>>>

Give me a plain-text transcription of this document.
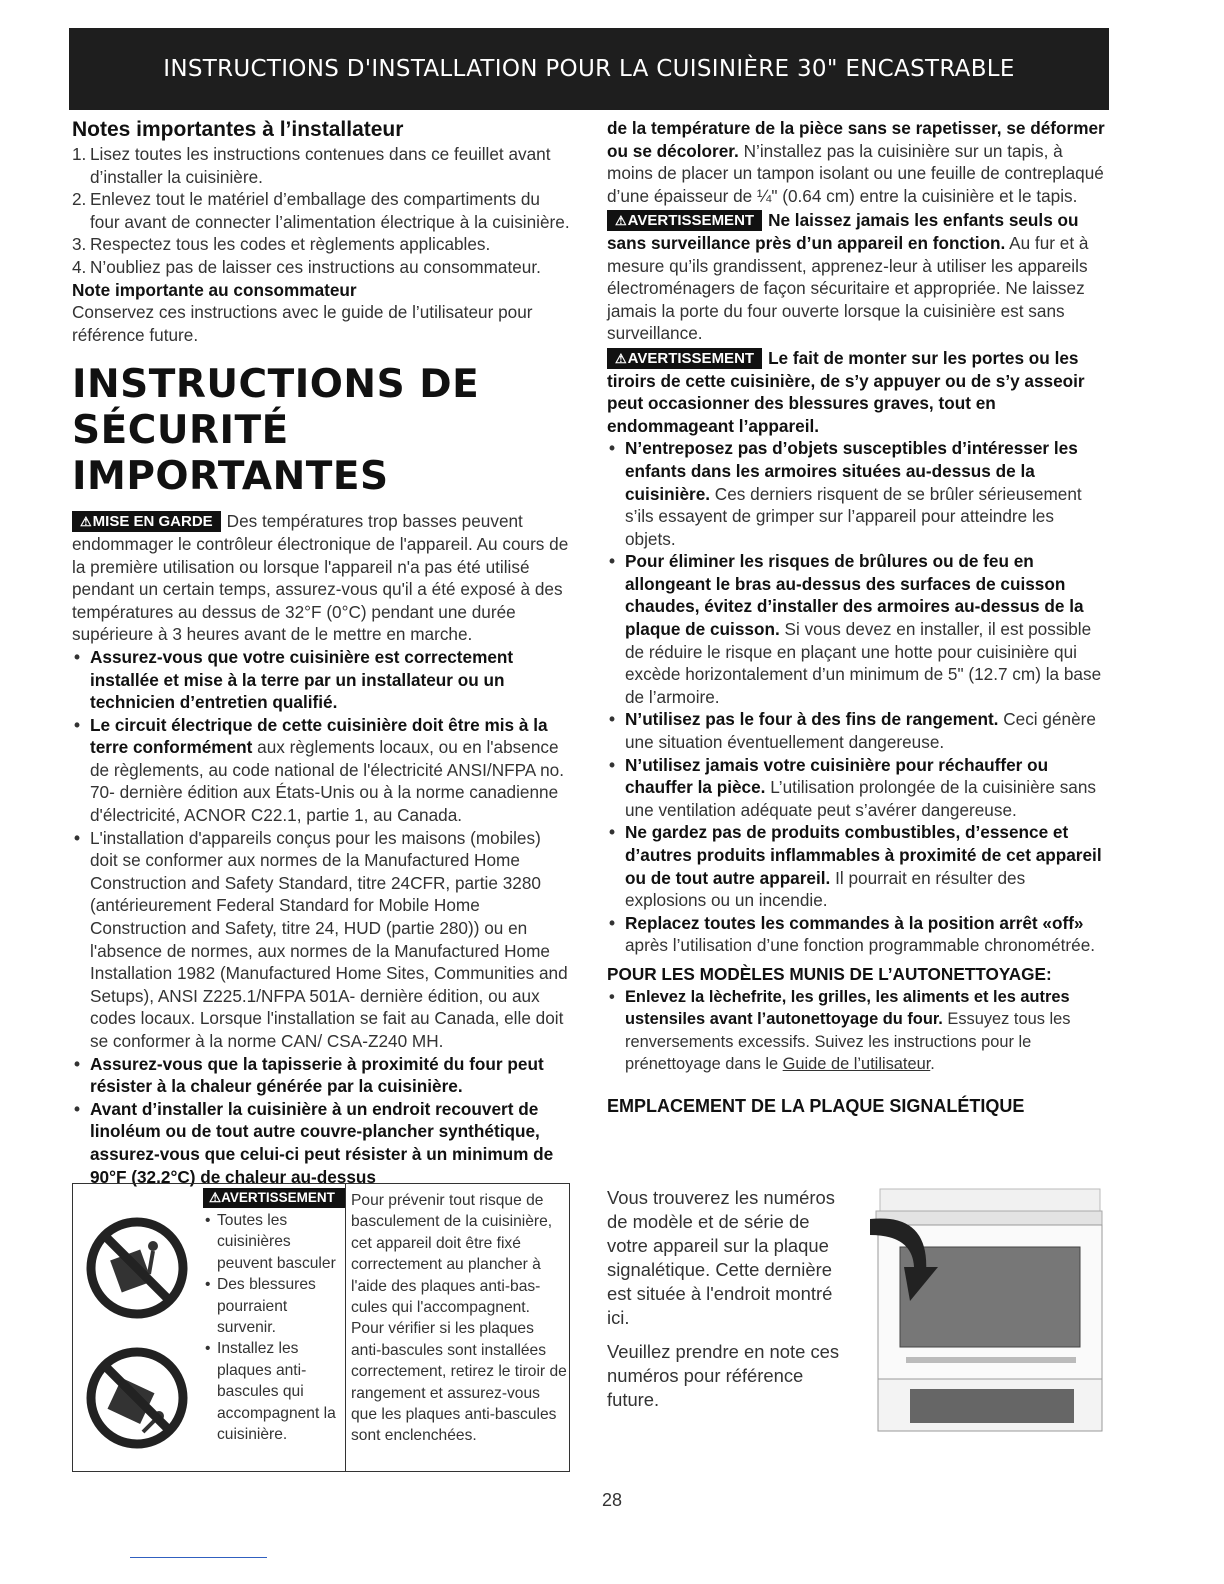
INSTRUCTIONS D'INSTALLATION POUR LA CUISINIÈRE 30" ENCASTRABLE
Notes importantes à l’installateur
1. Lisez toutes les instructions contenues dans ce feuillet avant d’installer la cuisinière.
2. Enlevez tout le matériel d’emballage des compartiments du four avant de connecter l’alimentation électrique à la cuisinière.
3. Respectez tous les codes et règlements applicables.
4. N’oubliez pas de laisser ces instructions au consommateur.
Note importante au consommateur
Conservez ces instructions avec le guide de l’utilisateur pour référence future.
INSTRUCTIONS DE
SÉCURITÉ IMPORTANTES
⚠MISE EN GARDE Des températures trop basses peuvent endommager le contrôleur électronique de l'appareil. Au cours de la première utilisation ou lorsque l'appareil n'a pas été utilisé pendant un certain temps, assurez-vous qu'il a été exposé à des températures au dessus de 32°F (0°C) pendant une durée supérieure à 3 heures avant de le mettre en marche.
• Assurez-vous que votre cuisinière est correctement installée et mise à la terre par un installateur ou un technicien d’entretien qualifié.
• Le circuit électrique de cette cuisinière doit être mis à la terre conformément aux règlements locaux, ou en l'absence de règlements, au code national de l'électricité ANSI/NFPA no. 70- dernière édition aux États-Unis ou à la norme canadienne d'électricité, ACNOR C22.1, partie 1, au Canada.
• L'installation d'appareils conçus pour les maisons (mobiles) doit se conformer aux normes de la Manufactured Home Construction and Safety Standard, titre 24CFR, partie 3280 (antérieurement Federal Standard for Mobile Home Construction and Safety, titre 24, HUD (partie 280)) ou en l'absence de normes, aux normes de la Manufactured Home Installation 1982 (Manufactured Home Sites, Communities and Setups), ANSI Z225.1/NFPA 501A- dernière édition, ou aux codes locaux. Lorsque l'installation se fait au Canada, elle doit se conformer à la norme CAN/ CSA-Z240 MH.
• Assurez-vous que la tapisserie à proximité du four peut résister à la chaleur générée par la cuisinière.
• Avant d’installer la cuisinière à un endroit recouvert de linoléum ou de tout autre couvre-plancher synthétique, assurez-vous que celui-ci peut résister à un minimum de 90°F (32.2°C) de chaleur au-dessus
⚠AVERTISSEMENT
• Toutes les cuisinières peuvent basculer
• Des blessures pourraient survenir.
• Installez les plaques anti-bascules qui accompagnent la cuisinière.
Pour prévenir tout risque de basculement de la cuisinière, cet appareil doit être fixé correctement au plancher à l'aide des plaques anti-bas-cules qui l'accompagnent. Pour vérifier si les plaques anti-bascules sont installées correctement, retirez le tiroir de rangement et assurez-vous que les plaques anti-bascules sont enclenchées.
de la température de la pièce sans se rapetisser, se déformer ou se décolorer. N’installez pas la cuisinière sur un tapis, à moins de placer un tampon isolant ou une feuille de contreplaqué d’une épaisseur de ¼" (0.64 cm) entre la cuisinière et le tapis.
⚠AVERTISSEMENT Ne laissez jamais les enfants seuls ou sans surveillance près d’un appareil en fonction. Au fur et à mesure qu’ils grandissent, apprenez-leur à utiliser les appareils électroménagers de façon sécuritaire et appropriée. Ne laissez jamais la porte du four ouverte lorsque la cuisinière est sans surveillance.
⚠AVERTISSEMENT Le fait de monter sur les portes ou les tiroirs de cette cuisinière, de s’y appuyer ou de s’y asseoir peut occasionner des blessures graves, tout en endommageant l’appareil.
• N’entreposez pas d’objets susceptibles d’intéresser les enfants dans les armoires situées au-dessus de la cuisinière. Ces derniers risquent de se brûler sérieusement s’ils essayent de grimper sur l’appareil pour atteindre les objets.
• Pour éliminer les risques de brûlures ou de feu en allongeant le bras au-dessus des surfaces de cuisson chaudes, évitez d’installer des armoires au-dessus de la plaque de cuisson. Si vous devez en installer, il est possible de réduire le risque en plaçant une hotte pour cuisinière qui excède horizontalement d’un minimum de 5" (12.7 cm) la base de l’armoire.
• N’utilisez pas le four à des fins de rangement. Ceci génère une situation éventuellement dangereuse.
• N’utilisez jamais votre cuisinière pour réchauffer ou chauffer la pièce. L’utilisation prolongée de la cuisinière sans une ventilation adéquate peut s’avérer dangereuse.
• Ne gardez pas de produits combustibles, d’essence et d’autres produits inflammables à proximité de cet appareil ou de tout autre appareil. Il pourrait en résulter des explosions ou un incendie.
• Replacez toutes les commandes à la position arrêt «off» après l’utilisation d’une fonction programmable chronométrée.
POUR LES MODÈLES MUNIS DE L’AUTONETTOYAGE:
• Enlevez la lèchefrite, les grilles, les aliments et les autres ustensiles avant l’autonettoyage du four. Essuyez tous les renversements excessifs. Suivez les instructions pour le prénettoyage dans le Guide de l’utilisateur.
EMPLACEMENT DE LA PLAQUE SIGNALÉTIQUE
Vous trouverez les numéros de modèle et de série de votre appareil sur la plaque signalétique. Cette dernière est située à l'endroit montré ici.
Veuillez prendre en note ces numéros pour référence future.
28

<<<

Required task: Please list every line of the records that contains "bascules".

Result of the task:
• Installez les plaques anti-bascules qui accompagnent la cuisinière.
Pour prévenir tout risque de basculement de la cuisinière, cet appareil doit être fixé correctement au plancher à l'aide des plaques anti-bas-cules qui l'accompagnent. Pour vérifier si les plaques anti-bascules sont installées correctement, retirez le tiroir de rangement et assurez-vous que les plaques anti-bascules sont enclenchées.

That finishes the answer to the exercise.